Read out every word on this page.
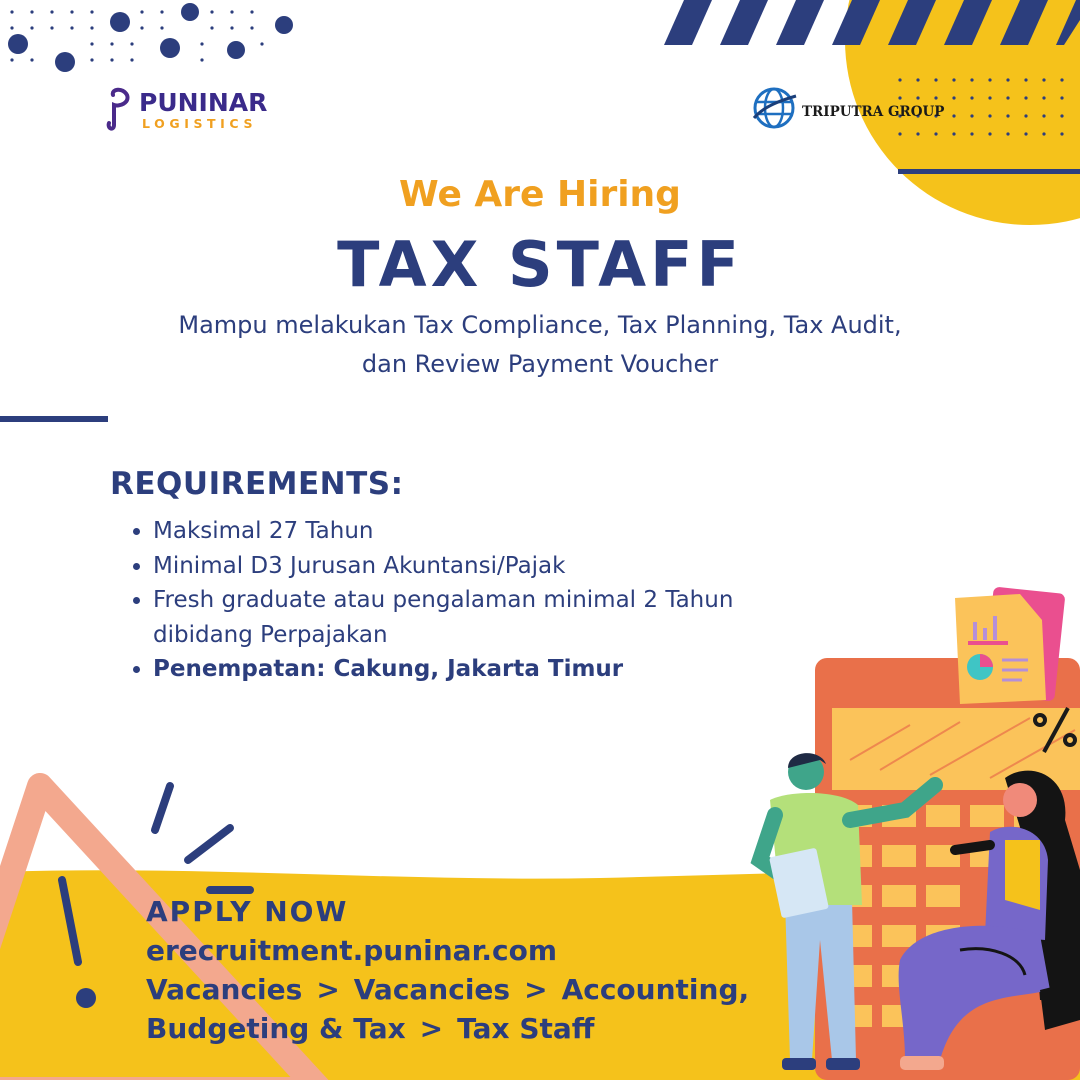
PUNINAR
LOGISTICS
TRIPUTRA GROUP
We Are Hiring
TAX STAFF
Mampu melakukan Tax Compliance, Tax Planning, Tax Audit, dan Review Payment Voucher
REQUIREMENTS:
• Maksimal 27 Tahun
• Minimal D3 Jurusan Akuntansi/Pajak
• Fresh graduate atau pengalaman minimal 2 Tahun dibidang Perpajakan
• Penempatan: Cakung, Jakarta Timur
APPLY NOW
erecruitment.puninar.com
Vacancies > Vacancies > Accounting, Budgeting & Tax > Tax Staff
::::
▶ [AIM OF THE EXERCISE]:
All of the records need repeating exactly, except for the pictures.

▶ [SOLUTION TO THE PROBLEM]:
Read out every word on this page.
PUNINAR
LOGISTICS
TRIPUTRA GROUP
We Are Hiring
TAX STAFF
Mampu melakukan Tax Compliance, Tax Planning, Tax Audit, dan Review Payment Voucher
REQUIREMENTS:
• Maksimal 27 Tahun
• Minimal D3 Jurusan Akuntansi/Pajak
• Fresh graduate atau pengalaman minimal 2 Tahun dibidang Perpajakan
• Penempatan: Cakung, Jakarta Timur
APPLY NOW
erecruitment.puninar.com
Vacancies > Vacancies > Accounting, Budgeting & Tax > Tax Staff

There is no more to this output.